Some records
####################
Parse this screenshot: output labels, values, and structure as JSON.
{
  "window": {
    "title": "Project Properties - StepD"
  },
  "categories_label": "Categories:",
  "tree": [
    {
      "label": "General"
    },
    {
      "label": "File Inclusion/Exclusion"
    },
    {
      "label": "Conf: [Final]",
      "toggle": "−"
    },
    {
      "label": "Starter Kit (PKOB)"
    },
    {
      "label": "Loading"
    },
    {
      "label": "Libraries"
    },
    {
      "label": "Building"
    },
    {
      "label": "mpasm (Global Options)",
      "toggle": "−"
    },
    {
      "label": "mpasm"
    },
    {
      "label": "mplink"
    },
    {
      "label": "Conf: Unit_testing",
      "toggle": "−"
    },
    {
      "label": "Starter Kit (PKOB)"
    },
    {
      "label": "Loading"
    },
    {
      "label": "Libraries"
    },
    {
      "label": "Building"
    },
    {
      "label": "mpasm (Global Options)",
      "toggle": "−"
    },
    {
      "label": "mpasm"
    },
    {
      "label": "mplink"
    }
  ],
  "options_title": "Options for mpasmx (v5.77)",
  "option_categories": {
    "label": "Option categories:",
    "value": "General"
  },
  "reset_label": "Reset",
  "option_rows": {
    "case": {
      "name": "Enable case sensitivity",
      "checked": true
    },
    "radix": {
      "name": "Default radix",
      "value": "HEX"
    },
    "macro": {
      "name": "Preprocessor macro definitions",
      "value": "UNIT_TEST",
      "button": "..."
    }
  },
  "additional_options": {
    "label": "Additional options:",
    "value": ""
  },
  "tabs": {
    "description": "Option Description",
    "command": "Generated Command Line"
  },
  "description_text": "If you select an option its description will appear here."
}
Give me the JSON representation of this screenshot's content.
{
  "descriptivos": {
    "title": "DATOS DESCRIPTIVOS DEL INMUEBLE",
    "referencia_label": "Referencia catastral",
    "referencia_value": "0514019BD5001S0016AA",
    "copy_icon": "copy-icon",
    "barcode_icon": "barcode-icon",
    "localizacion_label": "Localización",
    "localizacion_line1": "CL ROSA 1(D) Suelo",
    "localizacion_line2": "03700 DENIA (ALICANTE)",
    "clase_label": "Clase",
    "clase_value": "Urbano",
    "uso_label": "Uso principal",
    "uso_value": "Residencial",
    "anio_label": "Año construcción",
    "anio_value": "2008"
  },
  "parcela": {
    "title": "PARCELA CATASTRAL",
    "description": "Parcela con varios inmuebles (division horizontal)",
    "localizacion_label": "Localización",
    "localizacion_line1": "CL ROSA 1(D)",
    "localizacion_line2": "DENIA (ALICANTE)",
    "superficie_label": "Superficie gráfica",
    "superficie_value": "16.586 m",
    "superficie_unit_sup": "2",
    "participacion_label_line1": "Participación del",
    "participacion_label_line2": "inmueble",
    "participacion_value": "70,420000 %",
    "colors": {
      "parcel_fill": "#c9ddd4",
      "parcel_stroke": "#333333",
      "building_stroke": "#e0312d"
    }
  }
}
####################
GOAL: Pick out each line containing the string "name" and copy it.

RESULT:
      "name": "Enable case sensitivity",
      "name": "Default radix",
      "name": "Preprocessor macro definitions",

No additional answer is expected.